(Entries from a page text dataset)
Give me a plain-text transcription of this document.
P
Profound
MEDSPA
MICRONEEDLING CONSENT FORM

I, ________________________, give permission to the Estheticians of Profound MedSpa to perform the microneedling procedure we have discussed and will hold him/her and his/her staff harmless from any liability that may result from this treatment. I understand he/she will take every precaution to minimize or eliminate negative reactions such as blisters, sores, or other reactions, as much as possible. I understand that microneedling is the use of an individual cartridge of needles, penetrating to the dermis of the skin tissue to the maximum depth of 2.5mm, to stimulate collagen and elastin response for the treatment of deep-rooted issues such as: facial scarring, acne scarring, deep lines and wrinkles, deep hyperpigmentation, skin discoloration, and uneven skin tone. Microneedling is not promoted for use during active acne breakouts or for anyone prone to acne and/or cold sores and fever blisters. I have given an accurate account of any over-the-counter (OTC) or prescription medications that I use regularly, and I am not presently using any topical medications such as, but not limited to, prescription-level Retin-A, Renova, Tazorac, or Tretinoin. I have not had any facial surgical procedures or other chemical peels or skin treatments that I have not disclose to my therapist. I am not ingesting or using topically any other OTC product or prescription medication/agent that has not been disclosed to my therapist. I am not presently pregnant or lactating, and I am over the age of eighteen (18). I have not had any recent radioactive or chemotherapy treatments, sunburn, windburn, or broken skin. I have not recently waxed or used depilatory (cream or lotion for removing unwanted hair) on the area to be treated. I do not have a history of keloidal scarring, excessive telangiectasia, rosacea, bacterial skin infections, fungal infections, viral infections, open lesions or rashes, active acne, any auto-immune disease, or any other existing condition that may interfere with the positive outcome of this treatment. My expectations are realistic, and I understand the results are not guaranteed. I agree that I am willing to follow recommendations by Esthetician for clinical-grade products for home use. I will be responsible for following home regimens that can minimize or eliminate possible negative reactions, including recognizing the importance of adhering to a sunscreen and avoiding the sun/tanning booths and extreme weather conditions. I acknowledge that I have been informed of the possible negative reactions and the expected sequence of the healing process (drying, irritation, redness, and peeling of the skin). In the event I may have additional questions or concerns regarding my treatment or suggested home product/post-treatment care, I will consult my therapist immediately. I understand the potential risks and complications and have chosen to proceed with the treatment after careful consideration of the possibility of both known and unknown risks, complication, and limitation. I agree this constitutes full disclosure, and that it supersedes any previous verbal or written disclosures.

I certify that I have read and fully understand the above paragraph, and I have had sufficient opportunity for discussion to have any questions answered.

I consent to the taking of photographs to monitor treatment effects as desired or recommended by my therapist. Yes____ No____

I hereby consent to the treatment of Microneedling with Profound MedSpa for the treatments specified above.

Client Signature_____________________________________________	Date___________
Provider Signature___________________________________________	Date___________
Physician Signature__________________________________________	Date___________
---
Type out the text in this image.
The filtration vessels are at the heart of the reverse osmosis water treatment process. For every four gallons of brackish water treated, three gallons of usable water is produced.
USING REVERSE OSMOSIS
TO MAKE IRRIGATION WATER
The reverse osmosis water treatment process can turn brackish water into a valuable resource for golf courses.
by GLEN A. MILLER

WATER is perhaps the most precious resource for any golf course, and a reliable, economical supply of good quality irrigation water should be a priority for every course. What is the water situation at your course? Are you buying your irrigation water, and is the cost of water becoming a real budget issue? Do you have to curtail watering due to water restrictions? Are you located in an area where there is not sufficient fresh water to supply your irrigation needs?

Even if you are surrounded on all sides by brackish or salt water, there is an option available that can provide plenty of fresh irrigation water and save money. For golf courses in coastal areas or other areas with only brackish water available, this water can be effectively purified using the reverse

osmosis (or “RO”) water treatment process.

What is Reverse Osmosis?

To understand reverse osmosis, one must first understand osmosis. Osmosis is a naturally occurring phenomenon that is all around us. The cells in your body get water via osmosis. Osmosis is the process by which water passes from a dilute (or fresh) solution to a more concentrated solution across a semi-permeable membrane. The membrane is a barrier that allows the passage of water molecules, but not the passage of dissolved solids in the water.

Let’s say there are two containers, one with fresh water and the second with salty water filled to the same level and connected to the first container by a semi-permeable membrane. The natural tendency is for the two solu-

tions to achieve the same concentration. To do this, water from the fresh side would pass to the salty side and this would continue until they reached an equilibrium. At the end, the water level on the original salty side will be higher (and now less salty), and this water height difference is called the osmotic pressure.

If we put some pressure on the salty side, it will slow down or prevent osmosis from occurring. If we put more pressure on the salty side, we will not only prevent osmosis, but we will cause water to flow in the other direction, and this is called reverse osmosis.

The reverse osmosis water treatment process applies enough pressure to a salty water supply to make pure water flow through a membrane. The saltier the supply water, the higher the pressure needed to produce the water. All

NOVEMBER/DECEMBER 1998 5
==
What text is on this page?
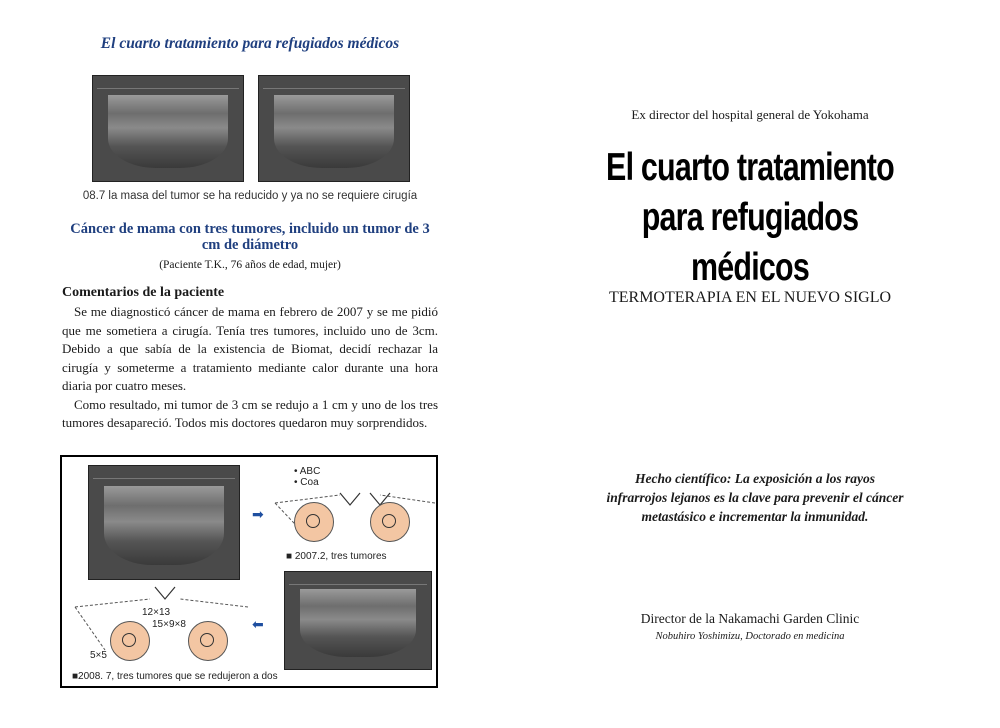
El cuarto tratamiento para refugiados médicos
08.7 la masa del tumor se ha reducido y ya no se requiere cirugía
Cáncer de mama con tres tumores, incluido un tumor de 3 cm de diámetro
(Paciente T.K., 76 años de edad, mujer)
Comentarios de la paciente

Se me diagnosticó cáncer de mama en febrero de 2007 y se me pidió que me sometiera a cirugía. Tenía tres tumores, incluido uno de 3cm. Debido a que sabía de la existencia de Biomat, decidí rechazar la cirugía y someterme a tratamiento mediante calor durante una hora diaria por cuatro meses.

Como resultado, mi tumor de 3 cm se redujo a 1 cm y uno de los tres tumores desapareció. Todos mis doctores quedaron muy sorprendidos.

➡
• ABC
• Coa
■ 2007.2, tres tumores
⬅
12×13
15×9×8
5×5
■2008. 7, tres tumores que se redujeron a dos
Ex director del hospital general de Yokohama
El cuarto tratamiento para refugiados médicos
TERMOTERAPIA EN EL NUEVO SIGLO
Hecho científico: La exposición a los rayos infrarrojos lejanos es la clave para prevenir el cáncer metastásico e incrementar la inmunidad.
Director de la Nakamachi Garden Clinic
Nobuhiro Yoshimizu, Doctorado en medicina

WORK INSTRUCTION> Where does the word "higher" appear in the records? Copy every line that holds it.

RESPONSE FOR THIS EXERCISE>
tions to achieve the same concentration. To do this, water from the fresh side would pass to the salty side and this would continue until they reached an equilibrium. At the end, the water level on the original salty side will be higher (and now less salty), and this water height difference is called the osmotic pressure.
The reverse osmosis water treatment process applies enough pressure to a salty water supply to make pure water flow through a membrane. The saltier the supply water, the higher the pressure needed to produce the water. All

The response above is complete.